— start —

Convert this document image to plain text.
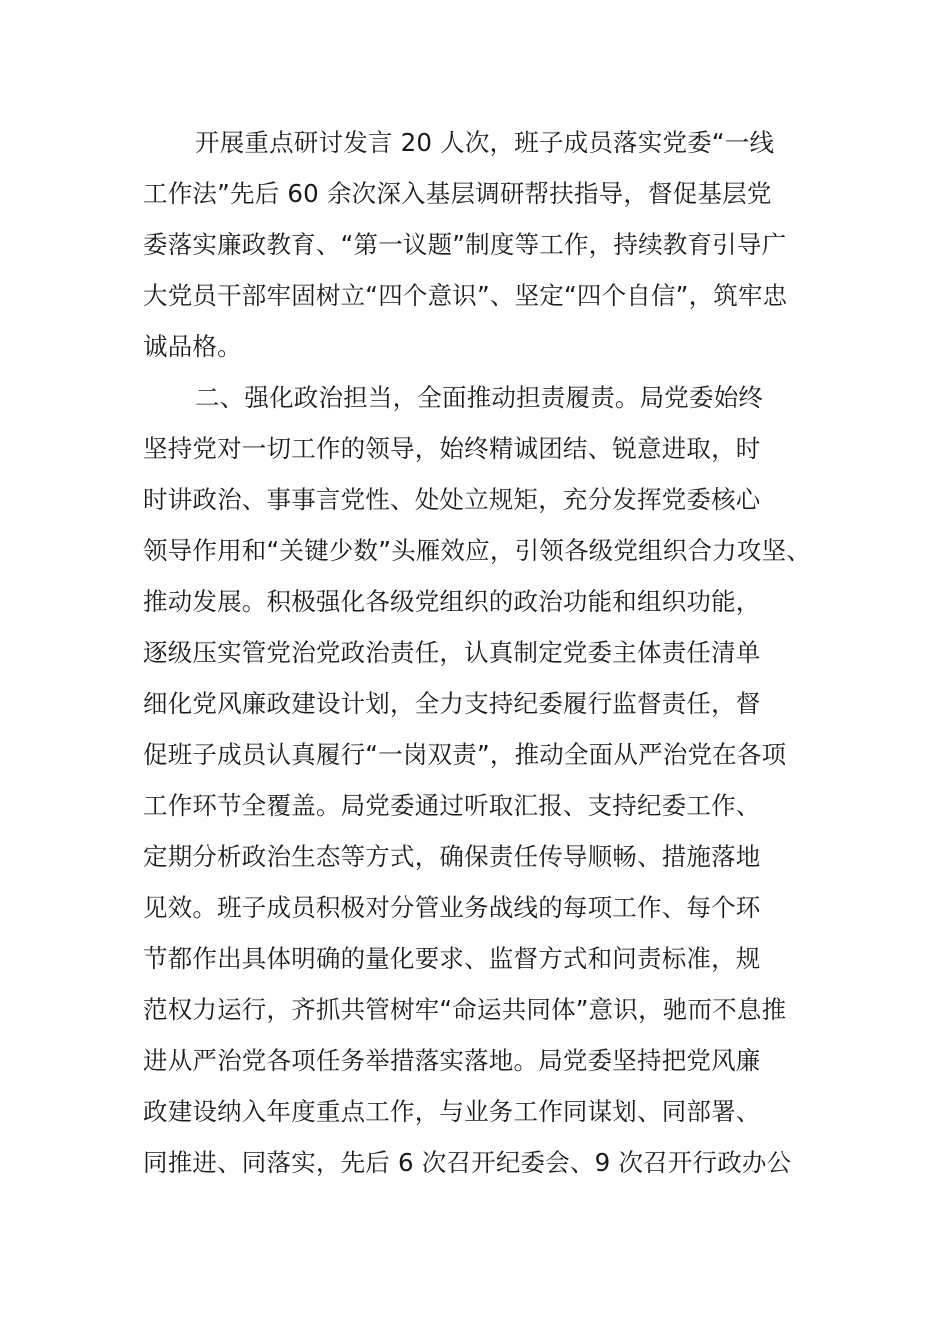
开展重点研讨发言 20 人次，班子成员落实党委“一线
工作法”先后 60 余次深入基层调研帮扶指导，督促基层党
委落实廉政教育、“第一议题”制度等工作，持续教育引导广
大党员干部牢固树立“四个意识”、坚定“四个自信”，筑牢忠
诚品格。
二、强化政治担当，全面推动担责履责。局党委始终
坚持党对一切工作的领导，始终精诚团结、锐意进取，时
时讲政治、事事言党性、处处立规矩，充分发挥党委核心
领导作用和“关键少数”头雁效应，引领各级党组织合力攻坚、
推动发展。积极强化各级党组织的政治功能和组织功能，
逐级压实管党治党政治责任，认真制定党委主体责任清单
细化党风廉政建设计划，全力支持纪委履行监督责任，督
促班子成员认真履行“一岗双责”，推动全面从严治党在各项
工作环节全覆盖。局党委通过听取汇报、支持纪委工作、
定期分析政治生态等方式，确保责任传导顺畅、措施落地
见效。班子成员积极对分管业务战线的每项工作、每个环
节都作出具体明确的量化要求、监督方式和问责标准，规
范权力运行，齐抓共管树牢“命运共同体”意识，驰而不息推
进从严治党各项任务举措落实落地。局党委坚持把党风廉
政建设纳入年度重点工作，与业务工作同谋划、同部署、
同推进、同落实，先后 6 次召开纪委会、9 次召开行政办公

— end —

Repeat each record exactly as shown above, dropping all images.

== SOLUTION ==
Convert this document image to plain text.
开展重点研讨发言 20 人次，班子成员落实党委“一线
工作法”先后 60 余次深入基层调研帮扶指导，督促基层党
委落实廉政教育、“第一议题”制度等工作，持续教育引导广
大党员干部牢固树立“四个意识”、坚定“四个自信”，筑牢忠
诚品格。
二、强化政治担当，全面推动担责履责。局党委始终
坚持党对一切工作的领导，始终精诚团结、锐意进取，时
时讲政治、事事言党性、处处立规矩，充分发挥党委核心
领导作用和“关键少数”头雁效应，引领各级党组织合力攻坚、
推动发展。积极强化各级党组织的政治功能和组织功能，
逐级压实管党治党政治责任，认真制定党委主体责任清单
细化党风廉政建设计划，全力支持纪委履行监督责任，督
促班子成员认真履行“一岗双责”，推动全面从严治党在各项
工作环节全覆盖。局党委通过听取汇报、支持纪委工作、
定期分析政治生态等方式，确保责任传导顺畅、措施落地
见效。班子成员积极对分管业务战线的每项工作、每个环
节都作出具体明确的量化要求、监督方式和问责标准，规
范权力运行，齐抓共管树牢“命运共同体”意识，驰而不息推
进从严治党各项任务举措落实落地。局党委坚持把党风廉
政建设纳入年度重点工作，与业务工作同谋划、同部署、
同推进、同落实，先后 6 次召开纪委会、9 次召开行政办公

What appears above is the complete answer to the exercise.